**Extracted information**
* BEGIN *
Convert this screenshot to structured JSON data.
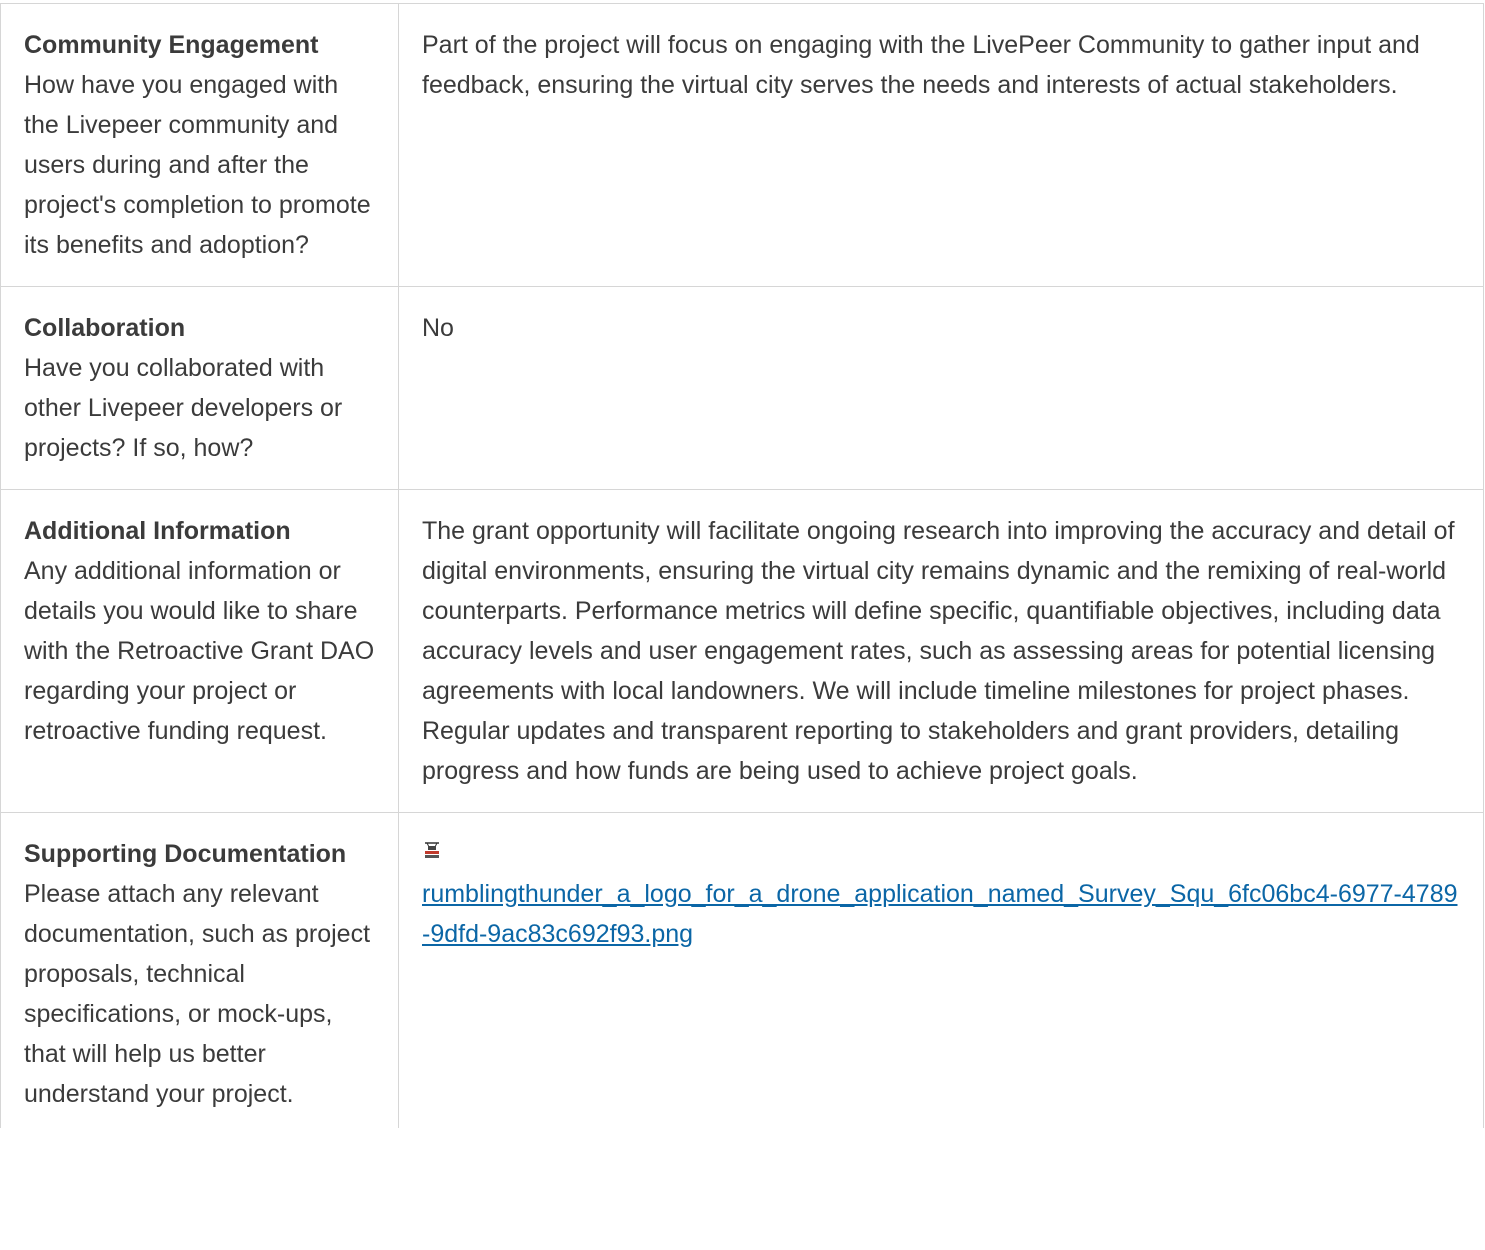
{
  "rows": [
    {
      "title": "Community Engagement",
      "question": "How have you engaged with the Livepeer community and users during and after the project's completion to promote its benefits and adoption?",
      "answer": "Part of the project will focus on engaging with the LivePeer Community to gather input and feedback, ensuring the virtual city serves the needs and interests of actual stakeholders."
    },
    {
      "title": "Collaboration",
      "question": "Have you collaborated with other Livepeer developers or projects? If so, how?",
      "answer": "No"
    },
    {
      "title": "Additional Information",
      "question": "Any additional information or details you would like to share with the Retroactive Grant DAO regarding your project or retroactive funding request.",
      "answer": "The grant opportunity will facilitate ongoing research into improving the accuracy and detail of digital environments, ensuring the virtual city remains dynamic and the remixing of real-world counterparts. Performance metrics will define specific, quantifiable objectives, including data accuracy levels and user engagement rates, such as assessing areas for potential licensing agreements with local landowners. We will include timeline milestones for project phases. Regular updates and transparent reporting to stakeholders and grant providers, detailing progress and how funds are being used to achieve project goals."
    },
    {
      "title": "Supporting Documentation",
      "question": "Please attach any relevant documentation, such as project proposals, technical specifications, or mock-ups, that will help us better understand your project.",
      "attachment": {
        "icon": "drone-logo-thumbnail-icon",
        "filename": "rumblingthunder_a_logo_for_a_drone_application_named_Survey_Squ_6fc06bc4-6977-4789-9dfd-9ac83c692f93.png"
      }
    }
  ],
  "colors": {
    "text": "#3b3b3b",
    "border": "#d6d6d6",
    "link": "#0b66a6"
  }
}
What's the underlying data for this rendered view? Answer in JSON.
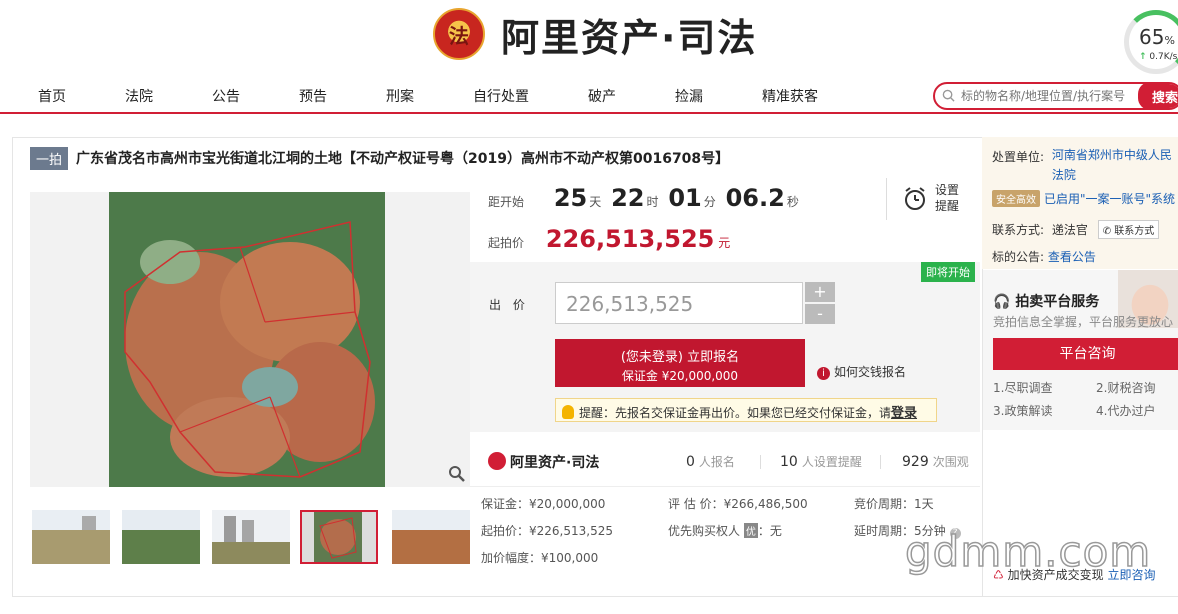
{
  "brand": {
    "emblem_char": "法",
    "name": "阿里资产·司法"
  },
  "speed_widget": {
    "percent": "65",
    "percent_sign": "%",
    "rate": "0.7K/s"
  },
  "nav": {
    "items": [
      "首页",
      "法院",
      "公告",
      "预告",
      "刑案",
      "自行处置",
      "破产",
      "捡漏",
      "精准获客"
    ]
  },
  "search": {
    "placeholder": "标的物名称/地理位置/执行案号",
    "button": "搜索"
  },
  "listing": {
    "tag": "一拍",
    "title": "广东省茂名市高州市宝光街道北江垌的土地【不动产权证号粤（2019）高州市不动产权第0016708号】"
  },
  "countdown": {
    "label": "距开始",
    "days": "25",
    "days_unit": "天",
    "hours": "22",
    "hours_unit": "时",
    "minutes": "01",
    "minutes_unit": "分",
    "seconds": "06.2",
    "seconds_unit": "秒",
    "remind_label": "设置\n提醒"
  },
  "start_price": {
    "label": "起拍价",
    "value": "226,513,525",
    "unit": "元"
  },
  "bid": {
    "badge": "即将开始",
    "label": "出 价",
    "value": "226,513,525",
    "plus": "+",
    "minus": "-",
    "signup_line1": "(您未登录) 立即报名",
    "signup_line2": "保证金 ¥20,000,000",
    "howto": "如何交钱报名",
    "tip_text": "提醒：先报名交保证金再出价。如果您已经交付保证金，请",
    "tip_link": "登录"
  },
  "stats": {
    "logo": "阿里资产·司法",
    "signups": "0",
    "signups_label": "人报名",
    "reminders": "10",
    "reminders_label": "人设置提醒",
    "views": "929",
    "views_label": "次围观"
  },
  "details": {
    "deposit": "保证金：¥20,000,000",
    "start_price": "起拍价：¥226,513,525",
    "increment": "加价幅度：¥100,000",
    "appraisal": "评 估 价：¥266,486,500",
    "priority": "优先购买权人",
    "priority_badge": "优",
    "priority_value": "：无",
    "period": "竞价周期：1天",
    "extension": "延时周期：5分钟"
  },
  "sidebar": {
    "court_label": "处置单位:",
    "court_name": "河南省郑州市中级人民法院",
    "safe_badge": "安全高效",
    "safe_text": "已启用\"一案一账号\"系统",
    "contact_label": "联系方式:",
    "contact_name": "递法官",
    "contact_btn": "联系方式",
    "notice_label": "标的公告:",
    "notice_link": "查看公告",
    "promo_title": "拍卖平台服务",
    "promo_sub": "竞拍信息全掌握，平台服务更放心",
    "consult_button": "平台咨询",
    "services": [
      "1.尽职调查",
      "2.财税咨询",
      "3.政策解读",
      "4.代办过户"
    ],
    "bottom_text": "加快资产成交变现",
    "bottom_link": "立即咨询"
  },
  "watermark": "gdmm.com"
}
* END *
**Task prompt**
Transcribe the records above exactly, omitting every picture they contain.

**Full solution**
Convert this screenshot to structured JSON data.
{
  "rows": [
    {
      "title": "Community Engagement",
      "question": "How have you engaged with the Livepeer community and users during and after the project's completion to promote its benefits and adoption?",
      "answer": "Part of the project will focus on engaging with the LivePeer Community to gather input and feedback, ensuring the virtual city serves the needs and interests of actual stakeholders."
    },
    {
      "title": "Collaboration",
      "question": "Have you collaborated with other Livepeer developers or projects? If so, how?",
      "answer": "No"
    },
    {
      "title": "Additional Information",
      "question": "Any additional information or details you would like to share with the Retroactive Grant DAO regarding your project or retroactive funding request.",
      "answer": "The grant opportunity will facilitate ongoing research into improving the accuracy and detail of digital environments, ensuring the virtual city remains dynamic and the remixing of real-world counterparts. Performance metrics will define specific, quantifiable objectives, including data accuracy levels and user engagement rates, such as assessing areas for potential licensing agreements with local landowners. We will include timeline milestones for project phases. Regular updates and transparent reporting to stakeholders and grant providers, detailing progress and how funds are being used to achieve project goals."
    },
    {
      "title": "Supporting Documentation",
      "question": "Please attach any relevant documentation, such as project proposals, technical specifications, or mock-ups, that will help us better understand your project.",
      "attachment": {
        "icon": "drone-logo-thumbnail-icon",
        "filename": "rumblingthunder_a_logo_for_a_drone_application_named_Survey_Squ_6fc06bc4-6977-4789-9dfd-9ac83c692f93.png"
      }
    }
  ],
  "colors": {
    "text": "#3b3b3b",
    "border": "#d6d6d6",
    "link": "#0b66a6"
  }
}
What's the underlying data for this rendered view? Answer in JSON.
{
  "brand": {
    "emblem_char": "法",
    "name": "阿里资产·司法"
  },
  "speed_widget": {
    "percent": "65",
    "percent_sign": "%",
    "rate": "0.7K/s"
  },
  "nav": {
    "items": [
      "首页",
      "法院",
      "公告",
      "预告",
      "刑案",
      "自行处置",
      "破产",
      "捡漏",
      "精准获客"
    ]
  },
  "search": {
    "placeholder": "标的物名称/地理位置/执行案号",
    "button": "搜索"
  },
  "listing": {
    "tag": "一拍",
    "title": "广东省茂名市高州市宝光街道北江垌的土地【不动产权证号粤（2019）高州市不动产权第0016708号】"
  },
  "countdown": {
    "label": "距开始",
    "days": "25",
    "days_unit": "天",
    "hours": "22",
    "hours_unit": "时",
    "minutes": "01",
    "minutes_unit": "分",
    "seconds": "06.2",
    "seconds_unit": "秒",
    "remind_label": "设置\n提醒"
  },
  "start_price": {
    "label": "起拍价",
    "value": "226,513,525",
    "unit": "元"
  },
  "bid": {
    "badge": "即将开始",
    "label": "出 价",
    "value": "226,513,525",
    "plus": "+",
    "minus": "-",
    "signup_line1": "(您未登录) 立即报名",
    "signup_line2": "保证金 ¥20,000,000",
    "howto": "如何交钱报名",
    "tip_text": "提醒：先报名交保证金再出价。如果您已经交付保证金，请",
    "tip_link": "登录"
  },
  "stats": {
    "logo": "阿里资产·司法",
    "signups": "0",
    "signups_label": "人报名",
    "reminders": "10",
    "reminders_label": "人设置提醒",
    "views": "929",
    "views_label": "次围观"
  },
  "details": {
    "deposit": "保证金：¥20,000,000",
    "start_price": "起拍价：¥226,513,525",
    "increment": "加价幅度：¥100,000",
    "appraisal": "评 估 价：¥266,486,500",
    "priority": "优先购买权人",
    "priority_badge": "优",
    "priority_value": "：无",
    "period": "竞价周期：1天",
    "extension": "延时周期：5分钟"
  },
  "sidebar": {
    "court_label": "处置单位:",
    "court_name": "河南省郑州市中级人民法院",
    "safe_badge": "安全高效",
    "safe_text": "已启用\"一案一账号\"系统",
    "contact_label": "联系方式:",
    "contact_name": "递法官",
    "contact_btn": "联系方式",
    "notice_label": "标的公告:",
    "notice_link": "查看公告",
    "promo_title": "拍卖平台服务",
    "promo_sub": "竞拍信息全掌握，平台服务更放心",
    "consult_button": "平台咨询",
    "services": [
      "1.尽职调查",
      "2.财税咨询",
      "3.政策解读",
      "4.代办过户"
    ],
    "bottom_text": "加快资产成交变现",
    "bottom_link": "立即咨询"
  },
  "watermark": "gdmm.com"
}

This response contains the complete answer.